[Records that describe figures]
***
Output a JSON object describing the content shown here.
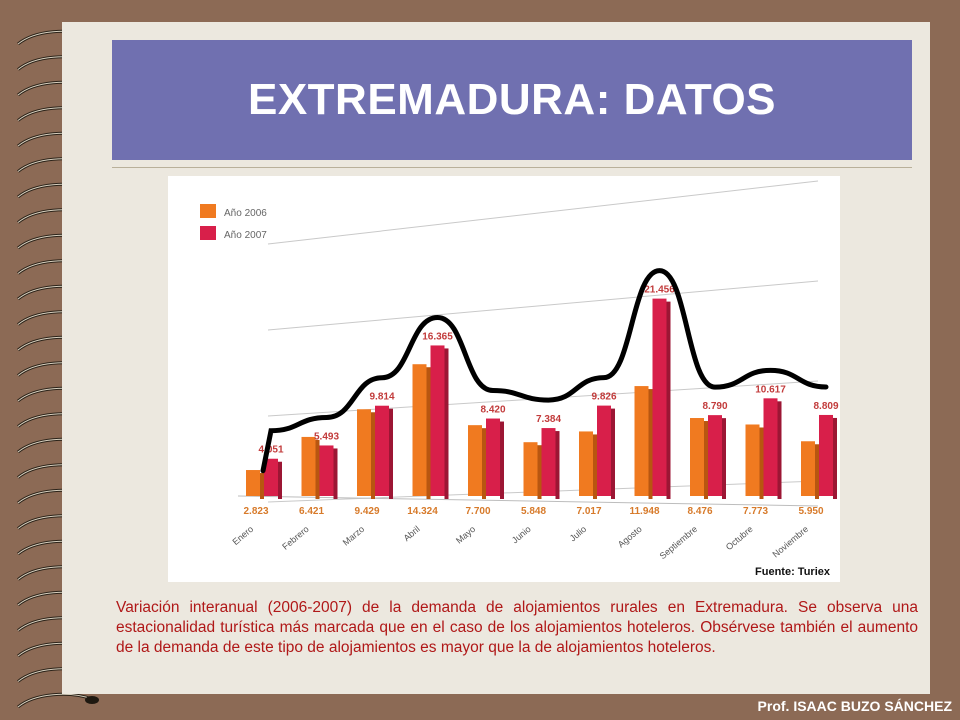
{
  "title": "EXTREMADURA: DATOS",
  "source_label": "Fuente: Turiex",
  "caption": "Variación interanual (2006-2007) de la demanda de alojamientos rurales en Extremadura. Se observa una estacionalidad turística más marcada que en el caso de los alojamientos hoteleros. Obsérvese también el aumento de la demanda de este tipo de alojamientos es mayor que la de alojamientos hoteleros.",
  "footer": "Prof. ISAAC BUZO SÁNCHEZ",
  "colors": {
    "background": "#8c6a55",
    "page": "#ece8df",
    "title_box": "#7070b0",
    "caption_text": "#b01818",
    "series_2006": "#f07a20",
    "series_2007": "#d81f4a"
  },
  "chart_data": {
    "type": "bar",
    "categories": [
      "Enero",
      "Febrero",
      "Marzo",
      "Abril",
      "Mayo",
      "Junio",
      "Julio",
      "Agosto",
      "Septiembre",
      "Octubre",
      "Noviembre"
    ],
    "series": [
      {
        "name": "Año 2006",
        "values": [
          2823,
          6421,
          9429,
          14324,
          7700,
          5848,
          7017,
          11948,
          8476,
          7773,
          5950
        ],
        "labels": [
          "2.823",
          "6.421",
          "9.429",
          "14.324",
          "7.700",
          "5.848",
          "7.017",
          "11.948",
          "8.476",
          "7.773",
          "5.950"
        ]
      },
      {
        "name": "Año 2007",
        "values": [
          4051,
          5493,
          9814,
          16365,
          8420,
          7384,
          9826,
          21456,
          8790,
          10617,
          8809
        ],
        "labels": [
          "4.051",
          "5.493",
          "9.814",
          "16.365",
          "8.420",
          "7.384",
          "9.826",
          "21.456",
          "8.790",
          "10.617",
          "8.809"
        ]
      }
    ],
    "ylim": [
      0,
      25000
    ],
    "legend_position": "top-left",
    "trend_line": true
  }
}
***
## Written task
Write out the whole listing exactly, and drop the pictures.

## Full response
Output a JSON object describing the content shown here.
{
  "title": "EXTREMADURA: DATOS",
  "source_label": "Fuente: Turiex",
  "caption": "Variación interanual (2006-2007) de la demanda de alojamientos rurales en Extremadura. Se observa una estacionalidad turística más marcada que en el caso de los alojamientos hoteleros. Obsérvese también el aumento de la demanda de este tipo de alojamientos es mayor que la de alojamientos hoteleros.",
  "footer": "Prof. ISAAC BUZO SÁNCHEZ",
  "colors": {
    "background": "#8c6a55",
    "page": "#ece8df",
    "title_box": "#7070b0",
    "caption_text": "#b01818",
    "series_2006": "#f07a20",
    "series_2007": "#d81f4a"
  },
  "chart_data": {
    "type": "bar",
    "categories": [
      "Enero",
      "Febrero",
      "Marzo",
      "Abril",
      "Mayo",
      "Junio",
      "Julio",
      "Agosto",
      "Septiembre",
      "Octubre",
      "Noviembre"
    ],
    "series": [
      {
        "name": "Año 2006",
        "values": [
          2823,
          6421,
          9429,
          14324,
          7700,
          5848,
          7017,
          11948,
          8476,
          7773,
          5950
        ],
        "labels": [
          "2.823",
          "6.421",
          "9.429",
          "14.324",
          "7.700",
          "5.848",
          "7.017",
          "11.948",
          "8.476",
          "7.773",
          "5.950"
        ]
      },
      {
        "name": "Año 2007",
        "values": [
          4051,
          5493,
          9814,
          16365,
          8420,
          7384,
          9826,
          21456,
          8790,
          10617,
          8809
        ],
        "labels": [
          "4.051",
          "5.493",
          "9.814",
          "16.365",
          "8.420",
          "7.384",
          "9.826",
          "21.456",
          "8.790",
          "10.617",
          "8.809"
        ]
      }
    ],
    "ylim": [
      0,
      25000
    ],
    "legend_position": "top-left",
    "trend_line": true
  }
}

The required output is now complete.